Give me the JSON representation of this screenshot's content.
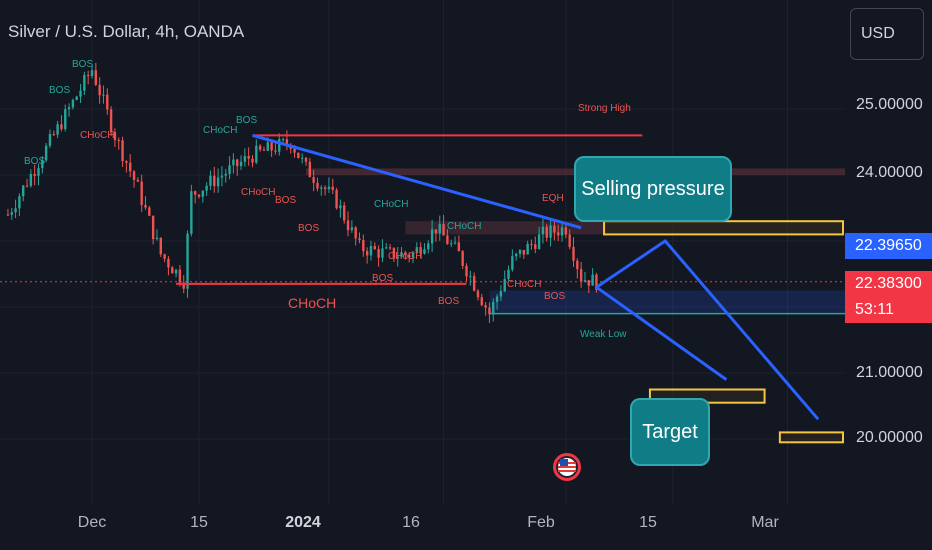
{
  "header": {
    "title": "Silver / U.S. Dollar, 4h, OANDA",
    "currency_button": "USD"
  },
  "price_axis": {
    "ticks": [
      "25.00000",
      "24.00000",
      "21.00000",
      "20.00000"
    ],
    "current_bid_label": "22.39650",
    "current_price_label": "22.38300",
    "countdown_label": "53:11",
    "bid_color": "#2962ff",
    "price_color": "#f23645"
  },
  "time_axis": {
    "ticks": [
      "Dec",
      "15",
      "2024",
      "16",
      "Feb",
      "15",
      "Mar"
    ]
  },
  "annotations": {
    "selling_pressure": "Selling pressure",
    "target": "Target",
    "strong_high": "Strong High",
    "weak_low": "Weak Low",
    "choch_main": "CHoCH",
    "eqh": "EQH",
    "smc_labels": [
      {
        "text": "BOS",
        "color": "teal"
      },
      {
        "text": "BOS",
        "color": "teal"
      },
      {
        "text": "BOS",
        "color": "teal"
      },
      {
        "text": "CHoCH",
        "color": "red"
      },
      {
        "text": "CHoCH",
        "color": "teal"
      },
      {
        "text": "BOS",
        "color": "teal"
      },
      {
        "text": "CHoCH",
        "color": "red"
      },
      {
        "text": "BOS",
        "color": "red"
      },
      {
        "text": "BOS",
        "color": "red"
      },
      {
        "text": "CHoCH",
        "color": "teal"
      },
      {
        "text": "CHoCH",
        "color": "red"
      },
      {
        "text": "BOS",
        "color": "red"
      },
      {
        "text": "CHoCH",
        "color": "teal"
      },
      {
        "text": "BOS",
        "color": "red"
      },
      {
        "text": "CHoCH",
        "color": "red"
      },
      {
        "text": "BOS",
        "color": "red"
      }
    ]
  },
  "chart_data": {
    "type": "candlestick",
    "symbol": "XAGUSD",
    "timeframe": "4h",
    "y_range": [
      19.0,
      26.5
    ],
    "price_path": [
      [
        "2023-11-20",
        23.4
      ],
      [
        "2023-11-24",
        24.2
      ],
      [
        "2023-11-28",
        25.0
      ],
      [
        "2023-12-01",
        25.6
      ],
      [
        "2023-12-04",
        24.6
      ],
      [
        "2023-12-07",
        23.8
      ],
      [
        "2023-12-10",
        22.8
      ],
      [
        "2023-12-13",
        22.4
      ],
      [
        "2023-12-14",
        23.7
      ],
      [
        "2023-12-18",
        24.0
      ],
      [
        "2023-12-22",
        24.3
      ],
      [
        "2023-12-27",
        24.5
      ],
      [
        "2023-12-29",
        24.1
      ],
      [
        "2024-01-02",
        23.6
      ],
      [
        "2024-01-05",
        22.9
      ],
      [
        "2024-01-09",
        22.8
      ],
      [
        "2024-01-12",
        22.8
      ],
      [
        "2024-01-15",
        23.2
      ],
      [
        "2024-01-18",
        22.8
      ],
      [
        "2024-01-22",
        21.9
      ],
      [
        "2024-01-25",
        22.7
      ],
      [
        "2024-01-29",
        23.1
      ],
      [
        "2024-02-01",
        23.2
      ],
      [
        "2024-02-03",
        22.45
      ],
      [
        "2024-02-05",
        22.38
      ]
    ],
    "levels": {
      "strong_high": 24.6,
      "supply_zone": [
        24.0,
        24.1
      ],
      "selling_pressure_zone": [
        23.1,
        23.3
      ],
      "demand_zone": [
        21.9,
        22.25
      ],
      "target_zone_1": [
        20.55,
        20.75
      ],
      "target_zone_2": [
        19.95,
        20.1
      ]
    },
    "projection": [
      [
        "2024-02-05",
        22.3
      ],
      [
        "2024-02-14",
        23.0
      ],
      [
        "2024-03-05",
        20.3
      ]
    ],
    "projection_2": [
      [
        "2024-02-05",
        22.3
      ],
      [
        "2024-02-22",
        20.9
      ]
    ],
    "current_price": 22.383
  }
}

- _PROMPT_: In your copy, leave out the pictures and reproduce the material above exactly.

- _SOLUTION TO THE EXERCISE_:
Give me the JSON representation of this screenshot's content.
{
  "header": {
    "title": "Silver / U.S. Dollar, 4h, OANDA",
    "currency_button": "USD"
  },
  "price_axis": {
    "ticks": [
      "25.00000",
      "24.00000",
      "21.00000",
      "20.00000"
    ],
    "current_bid_label": "22.39650",
    "current_price_label": "22.38300",
    "countdown_label": "53:11",
    "bid_color": "#2962ff",
    "price_color": "#f23645"
  },
  "time_axis": {
    "ticks": [
      "Dec",
      "15",
      "2024",
      "16",
      "Feb",
      "15",
      "Mar"
    ]
  },
  "annotations": {
    "selling_pressure": "Selling pressure",
    "target": "Target",
    "strong_high": "Strong High",
    "weak_low": "Weak Low",
    "choch_main": "CHoCH",
    "eqh": "EQH",
    "smc_labels": [
      {
        "text": "BOS",
        "color": "teal"
      },
      {
        "text": "BOS",
        "color": "teal"
      },
      {
        "text": "BOS",
        "color": "teal"
      },
      {
        "text": "CHoCH",
        "color": "red"
      },
      {
        "text": "CHoCH",
        "color": "teal"
      },
      {
        "text": "BOS",
        "color": "teal"
      },
      {
        "text": "CHoCH",
        "color": "red"
      },
      {
        "text": "BOS",
        "color": "red"
      },
      {
        "text": "BOS",
        "color": "red"
      },
      {
        "text": "CHoCH",
        "color": "teal"
      },
      {
        "text": "CHoCH",
        "color": "red"
      },
      {
        "text": "BOS",
        "color": "red"
      },
      {
        "text": "CHoCH",
        "color": "teal"
      },
      {
        "text": "BOS",
        "color": "red"
      },
      {
        "text": "CHoCH",
        "color": "red"
      },
      {
        "text": "BOS",
        "color": "red"
      }
    ]
  },
  "chart_data": {
    "type": "candlestick",
    "symbol": "XAGUSD",
    "timeframe": "4h",
    "y_range": [
      19.0,
      26.5
    ],
    "price_path": [
      [
        "2023-11-20",
        23.4
      ],
      [
        "2023-11-24",
        24.2
      ],
      [
        "2023-11-28",
        25.0
      ],
      [
        "2023-12-01",
        25.6
      ],
      [
        "2023-12-04",
        24.6
      ],
      [
        "2023-12-07",
        23.8
      ],
      [
        "2023-12-10",
        22.8
      ],
      [
        "2023-12-13",
        22.4
      ],
      [
        "2023-12-14",
        23.7
      ],
      [
        "2023-12-18",
        24.0
      ],
      [
        "2023-12-22",
        24.3
      ],
      [
        "2023-12-27",
        24.5
      ],
      [
        "2023-12-29",
        24.1
      ],
      [
        "2024-01-02",
        23.6
      ],
      [
        "2024-01-05",
        22.9
      ],
      [
        "2024-01-09",
        22.8
      ],
      [
        "2024-01-12",
        22.8
      ],
      [
        "2024-01-15",
        23.2
      ],
      [
        "2024-01-18",
        22.8
      ],
      [
        "2024-01-22",
        21.9
      ],
      [
        "2024-01-25",
        22.7
      ],
      [
        "2024-01-29",
        23.1
      ],
      [
        "2024-02-01",
        23.2
      ],
      [
        "2024-02-03",
        22.45
      ],
      [
        "2024-02-05",
        22.38
      ]
    ],
    "levels": {
      "strong_high": 24.6,
      "supply_zone": [
        24.0,
        24.1
      ],
      "selling_pressure_zone": [
        23.1,
        23.3
      ],
      "demand_zone": [
        21.9,
        22.25
      ],
      "target_zone_1": [
        20.55,
        20.75
      ],
      "target_zone_2": [
        19.95,
        20.1
      ]
    },
    "projection": [
      [
        "2024-02-05",
        22.3
      ],
      [
        "2024-02-14",
        23.0
      ],
      [
        "2024-03-05",
        20.3
      ]
    ],
    "projection_2": [
      [
        "2024-02-05",
        22.3
      ],
      [
        "2024-02-22",
        20.9
      ]
    ],
    "current_price": 22.383
  }
}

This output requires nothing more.